# What is needed
All of the data below should be written out exactly.

── Supplied records ──

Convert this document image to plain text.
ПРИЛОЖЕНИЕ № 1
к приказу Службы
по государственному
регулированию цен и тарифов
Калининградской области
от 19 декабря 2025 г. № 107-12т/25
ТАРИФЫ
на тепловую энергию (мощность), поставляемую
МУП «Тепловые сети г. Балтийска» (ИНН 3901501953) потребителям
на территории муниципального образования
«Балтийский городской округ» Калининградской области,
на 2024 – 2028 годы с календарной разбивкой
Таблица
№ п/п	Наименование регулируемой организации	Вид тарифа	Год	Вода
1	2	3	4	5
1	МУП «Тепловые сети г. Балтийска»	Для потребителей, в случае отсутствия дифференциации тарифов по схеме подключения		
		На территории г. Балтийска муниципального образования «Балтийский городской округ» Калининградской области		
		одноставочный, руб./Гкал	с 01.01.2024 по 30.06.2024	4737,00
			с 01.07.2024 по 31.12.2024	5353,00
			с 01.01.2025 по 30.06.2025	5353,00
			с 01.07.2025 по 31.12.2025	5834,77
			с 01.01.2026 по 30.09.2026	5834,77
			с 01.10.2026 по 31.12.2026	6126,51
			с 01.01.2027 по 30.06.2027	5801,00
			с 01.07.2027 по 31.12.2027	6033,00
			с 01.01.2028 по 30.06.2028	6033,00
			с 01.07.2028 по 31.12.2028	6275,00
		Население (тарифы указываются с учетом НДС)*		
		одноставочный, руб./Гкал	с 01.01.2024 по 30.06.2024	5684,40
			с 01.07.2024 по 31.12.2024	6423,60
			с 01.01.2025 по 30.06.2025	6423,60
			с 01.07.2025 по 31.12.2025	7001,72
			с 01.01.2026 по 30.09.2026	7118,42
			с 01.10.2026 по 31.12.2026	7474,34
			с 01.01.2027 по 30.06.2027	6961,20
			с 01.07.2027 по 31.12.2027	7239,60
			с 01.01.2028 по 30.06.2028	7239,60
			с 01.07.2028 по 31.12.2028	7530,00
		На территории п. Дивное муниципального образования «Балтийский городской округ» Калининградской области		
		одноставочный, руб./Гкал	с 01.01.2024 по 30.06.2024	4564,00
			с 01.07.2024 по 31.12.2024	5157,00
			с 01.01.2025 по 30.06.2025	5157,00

───

# The completed task
Convert this document image to plain text.
ПРИЛОЖЕНИЕ № 1
к приказу Службы
по государственному
регулированию цен и тарифов
Калининградской области
от 19 декабря 2025 г. № 107-12т/25
ТАРИФЫ
на тепловую энергию (мощность), поставляемую
МУП «Тепловые сети г. Балтийска» (ИНН 3901501953) потребителям
на территории муниципального образования
«Балтийский городской округ» Калининградской области,
на 2024 – 2028 годы с календарной разбивкой
Таблица
№ п/п	Наименование регулируемой организации	Вид тарифа	Год	Вода
1	2	3	4	5
1	МУП «Тепловые сети г. Балтийска»	Для потребителей, в случае отсутствия дифференциации тарифов по схеме подключения		
		На территории г. Балтийска муниципального образования «Балтийский городской округ» Калининградской области		
		одноставочный, руб./Гкал	с 01.01.2024 по 30.06.2024	4737,00
			с 01.07.2024 по 31.12.2024	5353,00
			с 01.01.2025 по 30.06.2025	5353,00
			с 01.07.2025 по 31.12.2025	5834,77
			с 01.01.2026 по 30.09.2026	5834,77
			с 01.10.2026 по 31.12.2026	6126,51
			с 01.01.2027 по 30.06.2027	5801,00
			с 01.07.2027 по 31.12.2027	6033,00
			с 01.01.2028 по 30.06.2028	6033,00
			с 01.07.2028 по 31.12.2028	6275,00
		Население (тарифы указываются с учетом НДС)*		
		одноставочный, руб./Гкал	с 01.01.2024 по 30.06.2024	5684,40
			с 01.07.2024 по 31.12.2024	6423,60
			с 01.01.2025 по 30.06.2025	6423,60
			с 01.07.2025 по 31.12.2025	7001,72
			с 01.01.2026 по 30.09.2026	7118,42
			с 01.10.2026 по 31.12.2026	7474,34
			с 01.01.2027 по 30.06.2027	6961,20
			с 01.07.2027 по 31.12.2027	7239,60
			с 01.01.2028 по 30.06.2028	7239,60
			с 01.07.2028 по 31.12.2028	7530,00
		На территории п. Дивное муниципального образования «Балтийский городской округ» Калининградской области		
		одноставочный, руб./Гкал	с 01.01.2024 по 30.06.2024	4564,00
			с 01.07.2024 по 31.12.2024	5157,00
			с 01.01.2025 по 30.06.2025	5157,00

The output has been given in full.